Written task :: In the copy, include every entry exactly but none of the images.

Dataset records ::
━━━━━━

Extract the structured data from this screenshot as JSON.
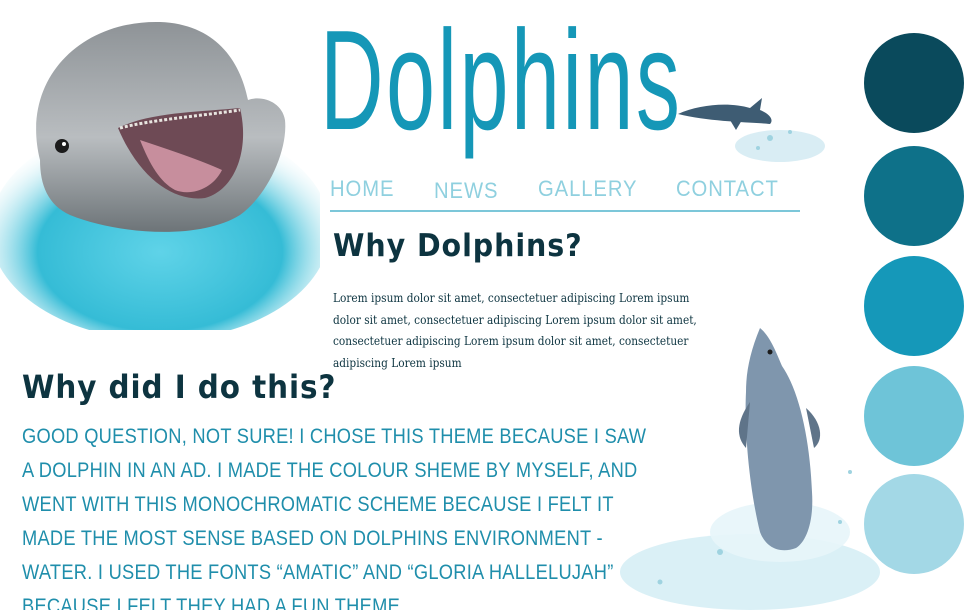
{
  "header": {
    "title": "Dolphins"
  },
  "nav": {
    "items": [
      "HomE",
      "NEWS",
      "GALLERY",
      "CONTACT"
    ]
  },
  "section_why": {
    "heading": "Why Dolphins?",
    "body": "Lorem ipsum dolor sit amet, consectetuer adipiscing Lorem ipsum dolor sit amet, consectetuer adipiscing Lorem ipsum dolor sit amet, consectetuer adipiscing Lorem ipsum dolor sit amet, consectetuer adipiscing Lorem ipsum"
  },
  "section_did": {
    "heading": "Why did I do this?",
    "body": "Good question, not sure! I chose this theme because I saw a dolphin in an ad. I made the colour sheme by myself, and went with this monochromatic scheme because I felt it made the most sense based on dolphins environment - water. I used the fonts “Amatic” and “Gloria Hallelujah” because I felt they had a fun theme."
  },
  "palette": {
    "colors": [
      "#0a4a5c",
      "#0e7189",
      "#1598b9",
      "#6ec4d8",
      "#a3d8e6"
    ]
  },
  "colors": {
    "title": "#1597b7",
    "nav": "#8fd0df",
    "heading": "#0d3440",
    "body_text": "#1f8eab"
  },
  "icons": {
    "hero": "dolphin-head-image",
    "leap": "leaping-dolphin-image",
    "jump": "jumping-dolphin-image"
  }
}
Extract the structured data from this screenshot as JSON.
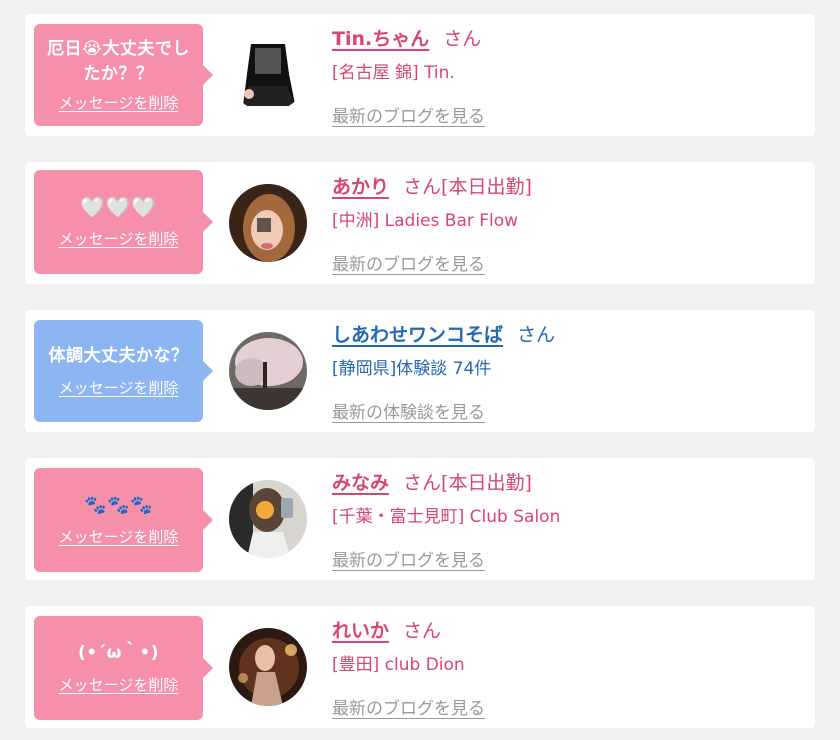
{
  "colors": {
    "pink_accent": "#d9466d",
    "blue_accent": "#2368b3",
    "pink_bubble": "#f68faa",
    "blue_bubble": "#8db5f2"
  },
  "items": [
    {
      "message": "厄日😭大丈夫でしたか？？",
      "delete_label": "メッセージを削除",
      "name": "Tin.ちゃん",
      "honorific": "さん",
      "status": "",
      "shop": "[名古屋 錦] Tin.",
      "link": "最新のブログを見る"
    },
    {
      "message": "🤍🤍🤍",
      "delete_label": "メッセージを削除",
      "name": "あかり",
      "honorific": "さん",
      "status": "[本日出勤]",
      "shop": "[中洲] Ladies Bar Flow",
      "link": "最新のブログを見る"
    },
    {
      "message": "体調大丈夫かな？",
      "delete_label": "メッセージを削除",
      "name": "しあわせワンコそば",
      "honorific": "さん",
      "status": "",
      "shop": "[静岡県]体験談 74件",
      "link": "最新の体験談を見る"
    },
    {
      "message": "🐾🐾🐾",
      "delete_label": "メッセージを削除",
      "name": "みなみ",
      "honorific": "さん",
      "status": "[本日出勤]",
      "shop": "[千葉・富士見町] Club Salon",
      "link": "最新のブログを見る"
    },
    {
      "message": "(•´ω｀•)",
      "delete_label": "メッセージを削除",
      "name": "れいか",
      "honorific": "さん",
      "status": "",
      "shop": "[豊田] club Dion",
      "link": "最新のブログを見る"
    }
  ]
}
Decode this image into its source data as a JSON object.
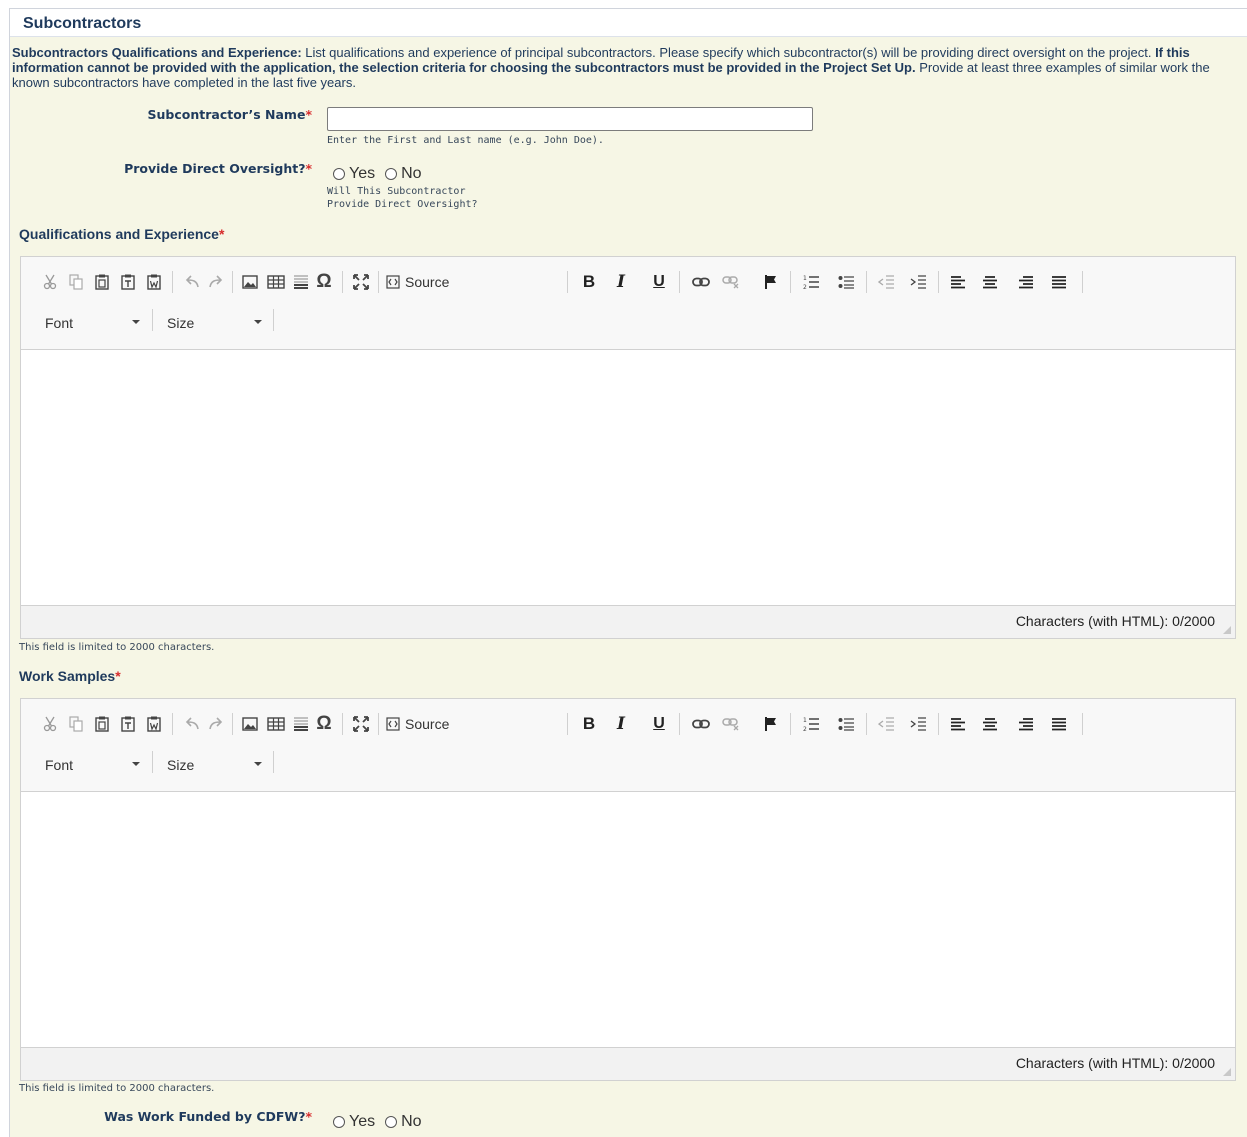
{
  "section": {
    "title": "Subcontractors"
  },
  "intro": {
    "lead_bold": "Subcontractors Qualifications and Experience:",
    "text_1": " List qualifications and experience of principal subcontractors. Please specify which subcontractor(s) will be providing direct oversight on the project. ",
    "bold_2": "If this information cannot be provided with the application, the selection criteria for choosing the subcontractors must be provided in the Project Set Up.",
    "text_3": " Provide at least three examples of similar work the known subcontractors have completed in the last five years."
  },
  "fields": {
    "name_label": "Subcontractor’s Name",
    "name_value": "",
    "name_hint": "Enter the First and Last name (e.g. John Doe).",
    "oversight_label": "Provide Direct Oversight?",
    "oversight_hint": "Will This Subcontractor\nProvide Direct Oversight?",
    "yes": "Yes",
    "no": "No",
    "funded_label": "Was Work Funded by CDFW?",
    "required_mark": "*"
  },
  "editors": [
    {
      "label": "Qualifications and Experience",
      "char_count": "Characters (with HTML): 0/2000",
      "limit_note": "This field is limited to 2000 characters."
    },
    {
      "label": "Work Samples",
      "char_count": "Characters (with HTML): 0/2000",
      "limit_note": "This field is limited to 2000 characters."
    }
  ],
  "toolbar": {
    "source_label": "Source",
    "bold": "B",
    "italic": "I",
    "underline": "U",
    "omega": "Ω",
    "font_label": "Font",
    "size_label": "Size"
  }
}
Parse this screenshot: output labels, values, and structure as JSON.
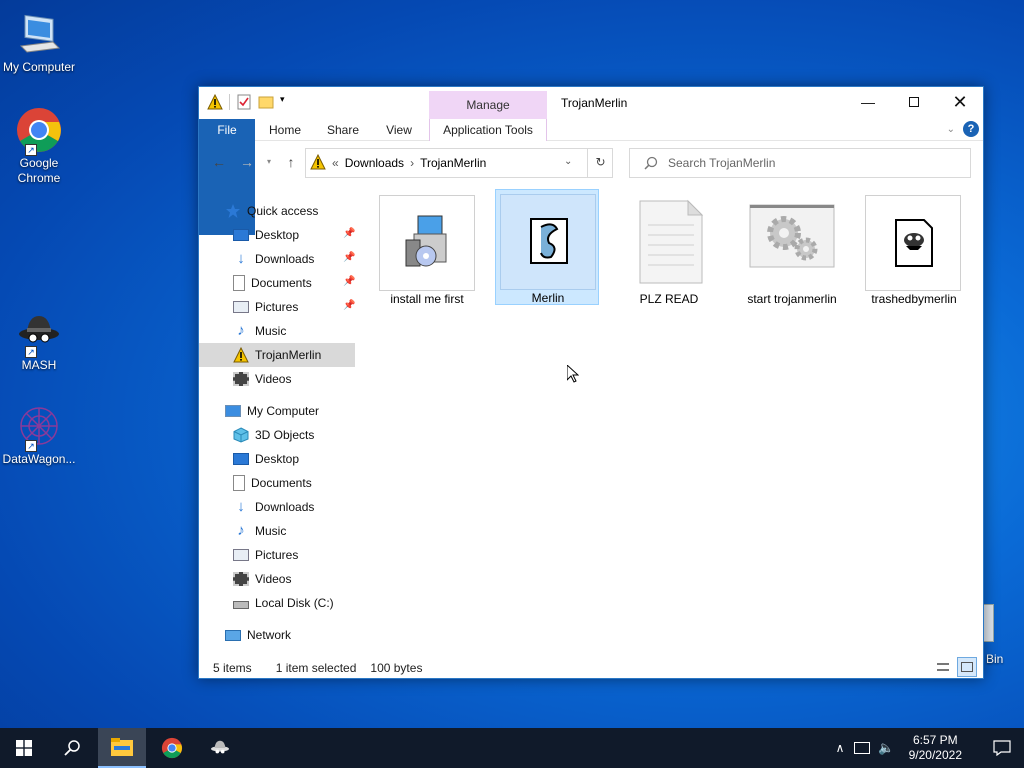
{
  "desktop": {
    "icons": [
      {
        "label": "My Computer"
      },
      {
        "label": "Google Chrome"
      },
      {
        "label": "MASH"
      },
      {
        "label": "DataWagon..."
      }
    ],
    "recycle_label": "Bin"
  },
  "window": {
    "title": "TrojanMerlin",
    "context_tab": "Manage",
    "ribbon_tabs": [
      "File",
      "Home",
      "Share",
      "View",
      "Application Tools"
    ],
    "address": {
      "prefix": "«",
      "crumbs": [
        "Downloads",
        "TrojanMerlin"
      ]
    },
    "search_placeholder": "Search TrojanMerlin",
    "nav": {
      "quick_access": "Quick access",
      "quick_items": [
        "Desktop",
        "Downloads",
        "Documents",
        "Pictures",
        "Music",
        "TrojanMerlin",
        "Videos"
      ],
      "my_computer": "My Computer",
      "pc_items": [
        "3D Objects",
        "Desktop",
        "Documents",
        "Downloads",
        "Music",
        "Pictures",
        "Videos",
        "Local Disk (C:)"
      ],
      "network": "Network"
    },
    "files": [
      {
        "name": "install me first",
        "icon": "installer-icon"
      },
      {
        "name": "Merlin",
        "icon": "script-icon"
      },
      {
        "name": "PLZ READ",
        "icon": "text-document-icon"
      },
      {
        "name": "start trojanmerlin",
        "icon": "gears-icon"
      },
      {
        "name": "trashedbymerlin",
        "icon": "creature-document-icon"
      }
    ],
    "status": {
      "count": "5 items",
      "selection": "1 item selected",
      "size": "100 bytes"
    }
  },
  "taskbar": {
    "time": "6:57 PM",
    "date": "9/20/2022"
  },
  "colors": {
    "accent": "#1a63b5",
    "selection": "#cce8ff",
    "manage": "#f0d6f6"
  }
}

━━━━━━

Task output ::
Extract the structured data from this screenshot as JSON.
{
  "header": {
    "title": "Dolphins"
  },
  "nav": {
    "items": [
      "HomE",
      "NEWS",
      "GALLERY",
      "CONTACT"
    ]
  },
  "section_why": {
    "heading": "Why Dolphins?",
    "body": "Lorem ipsum dolor sit amet, consectetuer adipiscing Lorem ipsum dolor sit amet, consectetuer adipiscing Lorem ipsum dolor sit amet, consectetuer adipiscing Lorem ipsum dolor sit amet, consectetuer adipiscing Lorem ipsum"
  },
  "section_did": {
    "heading": "Why did I do this?",
    "body": "Good question, not sure! I chose this theme because I saw a dolphin in an ad. I made the colour sheme by myself, and went with this monochromatic scheme because I felt it made the most sense based on dolphins environment - water. I used the fonts “Amatic” and “Gloria Hallelujah” because I felt they had a fun theme."
  },
  "palette": {
    "colors": [
      "#0a4a5c",
      "#0e7189",
      "#1598b9",
      "#6ec4d8",
      "#a3d8e6"
    ]
  },
  "colors": {
    "title": "#1597b7",
    "nav": "#8fd0df",
    "heading": "#0d3440",
    "body_text": "#1f8eab"
  },
  "icons": {
    "hero": "dolphin-head-image",
    "leap": "leaping-dolphin-image",
    "jump": "jumping-dolphin-image"
  }
}
Extract the structured data from this screenshot as JSON.
{
  "colors": {
    "pink_accent": "#d9466d",
    "blue_accent": "#2368b3",
    "pink_bubble": "#f68faa",
    "blue_bubble": "#8db5f2"
  },
  "items": [
    {
      "message": "厄日😭大丈夫でしたか？？",
      "delete_label": "メッセージを削除",
      "name": "Tin.ちゃん",
      "honorific": "さん",
      "status": "",
      "shop": "[名古屋 錦] Tin.",
      "link": "最新のブログを見る"
    },
    {
      "message": "🤍🤍🤍",
      "delete_label": "メッセージを削除",
      "name": "あかり",
      "honorific": "さん",
      "status": "[本日出勤]",
      "shop": "[中洲] Ladies Bar Flow",
      "link": "最新のブログを見る"
    },
    {
      "message": "体調大丈夫かな？",
      "delete_label": "メッセージを削除",
      "name": "しあわせワンコそば",
      "honorific": "さん",
      "status": "",
      "shop": "[静岡県]体験談 74件",
      "link": "最新の体験談を見る"
    },
    {
      "message": "🐾🐾🐾",
      "delete_label": "メッセージを削除",
      "name": "みなみ",
      "honorific": "さん",
      "status": "[本日出勤]",
      "shop": "[千葉・富士見町] Club Salon",
      "link": "最新のブログを見る"
    },
    {
      "message": "(•´ω｀•)",
      "delete_label": "メッセージを削除",
      "name": "れいか",
      "honorific": "さん",
      "status": "",
      "shop": "[豊田] club Dion",
      "link": "最新のブログを見る"
    }
  ]
}
Decode this image into its source data as a JSON object.
{
  "section": {
    "title": "Subcontractors"
  },
  "intro": {
    "lead_bold": "Subcontractors Qualifications and Experience:",
    "text_1": " List qualifications and experience of principal subcontractors. Please specify which subcontractor(s) will be providing direct oversight on the project. ",
    "bold_2": "If this information cannot be provided with the application, the selection criteria for choosing the subcontractors must be provided in the Project Set Up.",
    "text_3": " Provide at least three examples of similar work the known subcontractors have completed in the last five years."
  },
  "fields": {
    "name_label": "Subcontractor’s Name",
    "name_value": "",
    "name_hint": "Enter the First and Last name (e.g. John Doe).",
    "oversight_label": "Provide Direct Oversight?",
    "oversight_hint": "Will This Subcontractor\nProvide Direct Oversight?",
    "yes": "Yes",
    "no": "No",
    "funded_label": "Was Work Funded by CDFW?",
    "required_mark": "*"
  },
  "editors": [
    {
      "label": "Qualifications and Experience",
      "char_count": "Characters (with HTML): 0/2000",
      "limit_note": "This field is limited to 2000 characters."
    },
    {
      "label": "Work Samples",
      "char_count": "Characters (with HTML): 0/2000",
      "limit_note": "This field is limited to 2000 characters."
    }
  ],
  "toolbar": {
    "source_label": "Source",
    "bold": "B",
    "italic": "I",
    "underline": "U",
    "omega": "Ω",
    "font_label": "Font",
    "size_label": "Size"
  }
}
Parse this screenshot: output labels, values, and structure as JSON.
{
  "desktop": {
    "icons": [
      {
        "label": "My Computer"
      },
      {
        "label": "Google Chrome"
      },
      {
        "label": "MASH"
      },
      {
        "label": "DataWagon..."
      }
    ],
    "recycle_label": "Bin"
  },
  "window": {
    "title": "TrojanMerlin",
    "context_tab": "Manage",
    "ribbon_tabs": [
      "File",
      "Home",
      "Share",
      "View",
      "Application Tools"
    ],
    "address": {
      "prefix": "«",
      "crumbs": [
        "Downloads",
        "TrojanMerlin"
      ]
    },
    "search_placeholder": "Search TrojanMerlin",
    "nav": {
      "quick_access": "Quick access",
      "quick_items": [
        "Desktop",
        "Downloads",
        "Documents",
        "Pictures",
        "Music",
        "TrojanMerlin",
        "Videos"
      ],
      "my_computer": "My Computer",
      "pc_items": [
        "3D Objects",
        "Desktop",
        "Documents",
        "Downloads",
        "Music",
        "Pictures",
        "Videos",
        "Local Disk (C:)"
      ],
      "network": "Network"
    },
    "files": [
      {
        "name": "install me first",
        "icon": "installer-icon"
      },
      {
        "name": "Merlin",
        "icon": "script-icon"
      },
      {
        "name": "PLZ READ",
        "icon": "text-document-icon"
      },
      {
        "name": "start trojanmerlin",
        "icon": "gears-icon"
      },
      {
        "name": "trashedbymerlin",
        "icon": "creature-document-icon"
      }
    ],
    "status": {
      "count": "5 items",
      "selection": "1 item selected",
      "size": "100 bytes"
    }
  },
  "taskbar": {
    "time": "6:57 PM",
    "date": "9/20/2022"
  },
  "colors": {
    "accent": "#1a63b5",
    "selection": "#cce8ff",
    "manage": "#f0d6f6"
  }
}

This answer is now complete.